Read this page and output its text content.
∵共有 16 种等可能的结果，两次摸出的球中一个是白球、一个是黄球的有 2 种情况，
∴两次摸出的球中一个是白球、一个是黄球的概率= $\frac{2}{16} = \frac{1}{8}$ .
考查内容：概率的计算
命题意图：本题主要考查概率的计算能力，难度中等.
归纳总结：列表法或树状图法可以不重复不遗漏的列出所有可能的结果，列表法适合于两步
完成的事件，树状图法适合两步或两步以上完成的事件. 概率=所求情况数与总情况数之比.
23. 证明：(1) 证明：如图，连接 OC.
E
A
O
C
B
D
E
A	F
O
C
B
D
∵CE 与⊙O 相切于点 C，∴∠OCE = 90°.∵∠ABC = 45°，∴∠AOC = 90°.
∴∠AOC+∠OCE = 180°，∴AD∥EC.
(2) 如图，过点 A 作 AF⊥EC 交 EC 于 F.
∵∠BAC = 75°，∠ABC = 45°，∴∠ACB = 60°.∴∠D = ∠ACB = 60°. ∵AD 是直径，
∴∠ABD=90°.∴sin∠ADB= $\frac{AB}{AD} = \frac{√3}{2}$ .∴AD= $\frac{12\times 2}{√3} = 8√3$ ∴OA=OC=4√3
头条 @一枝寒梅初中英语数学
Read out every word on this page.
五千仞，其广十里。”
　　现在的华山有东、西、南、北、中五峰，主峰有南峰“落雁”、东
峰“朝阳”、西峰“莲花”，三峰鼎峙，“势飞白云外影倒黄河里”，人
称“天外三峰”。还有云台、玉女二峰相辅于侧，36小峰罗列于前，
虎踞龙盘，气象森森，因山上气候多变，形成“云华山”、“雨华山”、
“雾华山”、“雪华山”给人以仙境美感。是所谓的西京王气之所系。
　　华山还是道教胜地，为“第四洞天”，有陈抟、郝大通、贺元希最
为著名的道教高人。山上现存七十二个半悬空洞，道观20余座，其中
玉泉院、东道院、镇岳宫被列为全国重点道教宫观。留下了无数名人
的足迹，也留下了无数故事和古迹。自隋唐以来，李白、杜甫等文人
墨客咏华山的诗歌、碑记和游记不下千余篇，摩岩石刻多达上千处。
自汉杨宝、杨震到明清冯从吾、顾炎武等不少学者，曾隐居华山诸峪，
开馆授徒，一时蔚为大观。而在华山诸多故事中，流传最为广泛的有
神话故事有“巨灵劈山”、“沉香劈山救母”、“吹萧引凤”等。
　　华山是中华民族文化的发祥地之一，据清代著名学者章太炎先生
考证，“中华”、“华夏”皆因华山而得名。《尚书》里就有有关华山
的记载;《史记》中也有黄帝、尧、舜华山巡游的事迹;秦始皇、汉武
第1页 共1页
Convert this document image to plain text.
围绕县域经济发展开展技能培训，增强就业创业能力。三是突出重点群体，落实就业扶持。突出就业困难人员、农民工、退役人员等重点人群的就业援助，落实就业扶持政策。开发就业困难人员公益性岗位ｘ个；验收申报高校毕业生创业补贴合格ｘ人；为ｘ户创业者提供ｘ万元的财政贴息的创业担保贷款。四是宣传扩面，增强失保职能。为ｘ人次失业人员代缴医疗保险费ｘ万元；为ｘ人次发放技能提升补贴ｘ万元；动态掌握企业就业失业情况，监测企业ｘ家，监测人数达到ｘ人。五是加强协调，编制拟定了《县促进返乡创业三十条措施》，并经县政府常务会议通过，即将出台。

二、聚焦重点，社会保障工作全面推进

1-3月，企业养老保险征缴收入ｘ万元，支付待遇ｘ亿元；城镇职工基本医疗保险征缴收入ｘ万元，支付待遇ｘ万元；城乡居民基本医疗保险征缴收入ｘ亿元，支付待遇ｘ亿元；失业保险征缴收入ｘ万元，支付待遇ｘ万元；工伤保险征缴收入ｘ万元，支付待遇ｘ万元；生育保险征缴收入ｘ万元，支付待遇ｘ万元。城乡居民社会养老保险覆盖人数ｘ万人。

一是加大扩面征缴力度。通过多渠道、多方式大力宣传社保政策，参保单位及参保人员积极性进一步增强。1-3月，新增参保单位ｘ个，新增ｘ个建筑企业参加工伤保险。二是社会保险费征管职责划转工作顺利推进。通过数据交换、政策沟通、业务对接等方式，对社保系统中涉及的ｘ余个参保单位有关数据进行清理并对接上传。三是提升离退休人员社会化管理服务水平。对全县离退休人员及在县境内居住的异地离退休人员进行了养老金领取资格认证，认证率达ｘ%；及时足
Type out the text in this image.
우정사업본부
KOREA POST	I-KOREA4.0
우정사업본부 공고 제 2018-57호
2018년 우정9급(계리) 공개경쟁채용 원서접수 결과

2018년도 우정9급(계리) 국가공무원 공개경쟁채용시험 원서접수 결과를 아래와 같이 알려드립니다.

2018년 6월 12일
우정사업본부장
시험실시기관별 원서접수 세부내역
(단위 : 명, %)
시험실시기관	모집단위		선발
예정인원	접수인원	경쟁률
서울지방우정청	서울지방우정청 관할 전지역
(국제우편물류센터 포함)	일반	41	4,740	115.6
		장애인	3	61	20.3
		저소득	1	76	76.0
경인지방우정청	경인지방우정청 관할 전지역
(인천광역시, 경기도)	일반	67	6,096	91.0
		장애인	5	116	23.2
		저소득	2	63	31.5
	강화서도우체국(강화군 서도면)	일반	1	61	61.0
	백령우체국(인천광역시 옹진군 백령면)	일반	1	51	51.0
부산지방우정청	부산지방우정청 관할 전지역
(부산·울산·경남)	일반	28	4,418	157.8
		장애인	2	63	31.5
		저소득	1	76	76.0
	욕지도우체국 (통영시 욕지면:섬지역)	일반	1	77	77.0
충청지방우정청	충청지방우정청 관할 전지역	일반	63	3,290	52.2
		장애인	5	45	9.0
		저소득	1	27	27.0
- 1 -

· · ·

_Description of the task_: Write out every line of the entries that holds the word "page".

_Solution for this problem_:
Read this page and output its text content.
Read out every word on this page.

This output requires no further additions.